BEGIN SUPPLIED MATERIAL

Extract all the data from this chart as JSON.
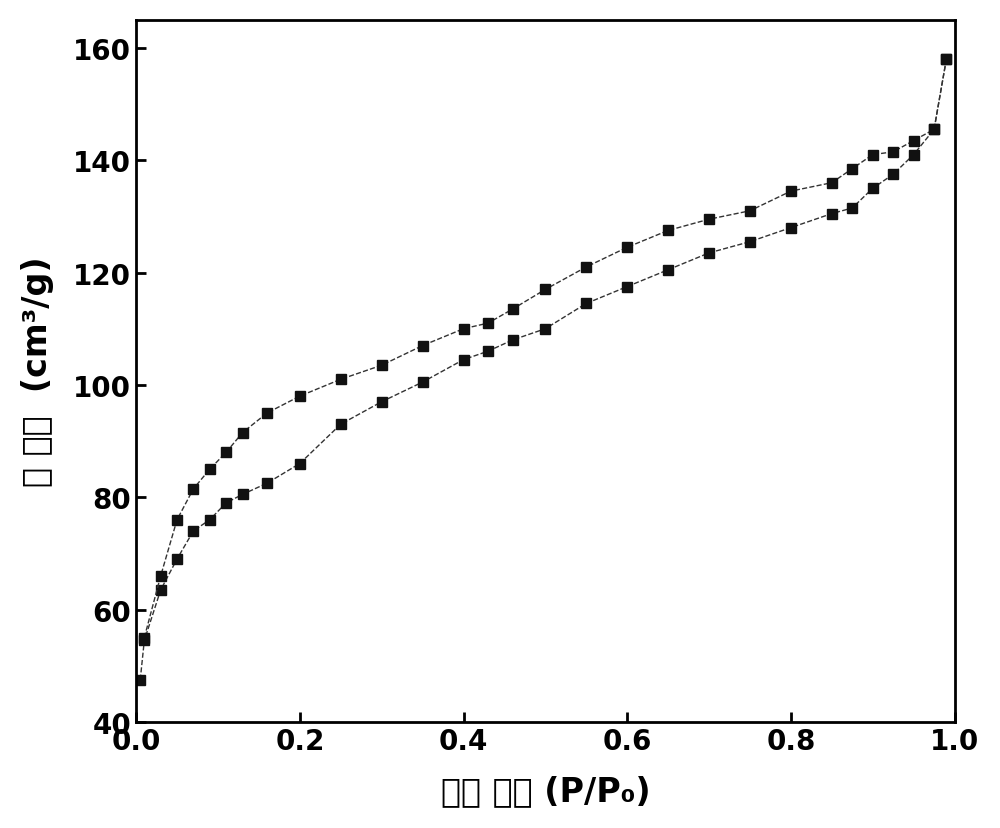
{
  "adsorption_x": [
    0.005,
    0.01,
    0.03,
    0.05,
    0.07,
    0.09,
    0.11,
    0.13,
    0.16,
    0.2,
    0.25,
    0.3,
    0.35,
    0.4,
    0.43,
    0.46,
    0.5,
    0.55,
    0.6,
    0.65,
    0.7,
    0.75,
    0.8,
    0.85,
    0.875,
    0.9,
    0.925,
    0.95,
    0.975,
    0.99
  ],
  "adsorption_y": [
    47.5,
    54.5,
    63.5,
    69.0,
    74.0,
    76.0,
    79.0,
    80.5,
    82.5,
    86.0,
    93.0,
    97.0,
    100.5,
    104.5,
    106.0,
    108.0,
    110.0,
    114.5,
    117.5,
    120.5,
    123.5,
    125.5,
    128.0,
    130.5,
    131.5,
    135.0,
    137.5,
    141.0,
    145.5,
    158.0
  ],
  "desorption_x": [
    0.99,
    0.975,
    0.95,
    0.925,
    0.9,
    0.875,
    0.85,
    0.8,
    0.75,
    0.7,
    0.65,
    0.6,
    0.55,
    0.5,
    0.46,
    0.43,
    0.4,
    0.35,
    0.3,
    0.25,
    0.2,
    0.16,
    0.13,
    0.11,
    0.09,
    0.07,
    0.05,
    0.03,
    0.01
  ],
  "desorption_y": [
    158.0,
    145.5,
    143.5,
    141.5,
    141.0,
    138.5,
    136.0,
    134.5,
    131.0,
    129.5,
    127.5,
    124.5,
    121.0,
    117.0,
    113.5,
    111.0,
    110.0,
    107.0,
    103.5,
    101.0,
    98.0,
    95.0,
    91.5,
    88.0,
    85.0,
    81.5,
    76.0,
    66.0,
    55.0
  ],
  "xlabel": "相对 压力 (P/P₀)",
  "ylabel": "孔 体积  (cm³/g)",
  "xlim": [
    0.0,
    1.0
  ],
  "ylim": [
    40,
    165
  ],
  "xticks": [
    0.0,
    0.2,
    0.4,
    0.6,
    0.8,
    1.0
  ],
  "yticks": [
    40,
    60,
    80,
    100,
    120,
    140,
    160
  ],
  "line_color": "#333333",
  "marker_color": "#111111",
  "marker": "s",
  "markersize": 7,
  "linewidth": 1.0,
  "background_color": "#ffffff",
  "xlabel_fontsize": 24,
  "ylabel_fontsize": 24,
  "tick_fontsize": 20,
  "tick_fontweight": "bold"
}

END SUPPLIED MATERIAL

YOUR OBJECTIVE => Return each line from the material above exactly, but not the pictures.

WRITTEN RESPONSE =>
Extract all the data from this chart as JSON.
{
  "adsorption_x": [
    0.005,
    0.01,
    0.03,
    0.05,
    0.07,
    0.09,
    0.11,
    0.13,
    0.16,
    0.2,
    0.25,
    0.3,
    0.35,
    0.4,
    0.43,
    0.46,
    0.5,
    0.55,
    0.6,
    0.65,
    0.7,
    0.75,
    0.8,
    0.85,
    0.875,
    0.9,
    0.925,
    0.95,
    0.975,
    0.99
  ],
  "adsorption_y": [
    47.5,
    54.5,
    63.5,
    69.0,
    74.0,
    76.0,
    79.0,
    80.5,
    82.5,
    86.0,
    93.0,
    97.0,
    100.5,
    104.5,
    106.0,
    108.0,
    110.0,
    114.5,
    117.5,
    120.5,
    123.5,
    125.5,
    128.0,
    130.5,
    131.5,
    135.0,
    137.5,
    141.0,
    145.5,
    158.0
  ],
  "desorption_x": [
    0.99,
    0.975,
    0.95,
    0.925,
    0.9,
    0.875,
    0.85,
    0.8,
    0.75,
    0.7,
    0.65,
    0.6,
    0.55,
    0.5,
    0.46,
    0.43,
    0.4,
    0.35,
    0.3,
    0.25,
    0.2,
    0.16,
    0.13,
    0.11,
    0.09,
    0.07,
    0.05,
    0.03,
    0.01
  ],
  "desorption_y": [
    158.0,
    145.5,
    143.5,
    141.5,
    141.0,
    138.5,
    136.0,
    134.5,
    131.0,
    129.5,
    127.5,
    124.5,
    121.0,
    117.0,
    113.5,
    111.0,
    110.0,
    107.0,
    103.5,
    101.0,
    98.0,
    95.0,
    91.5,
    88.0,
    85.0,
    81.5,
    76.0,
    66.0,
    55.0
  ],
  "xlabel": "相对 压力 (P/P₀)",
  "ylabel": "孔 体积  (cm³/g)",
  "xlim": [
    0.0,
    1.0
  ],
  "ylim": [
    40,
    165
  ],
  "xticks": [
    0.0,
    0.2,
    0.4,
    0.6,
    0.8,
    1.0
  ],
  "yticks": [
    40,
    60,
    80,
    100,
    120,
    140,
    160
  ],
  "line_color": "#333333",
  "marker_color": "#111111",
  "marker": "s",
  "markersize": 7,
  "linewidth": 1.0,
  "background_color": "#ffffff",
  "xlabel_fontsize": 24,
  "ylabel_fontsize": 24,
  "tick_fontsize": 20,
  "tick_fontweight": "bold"
}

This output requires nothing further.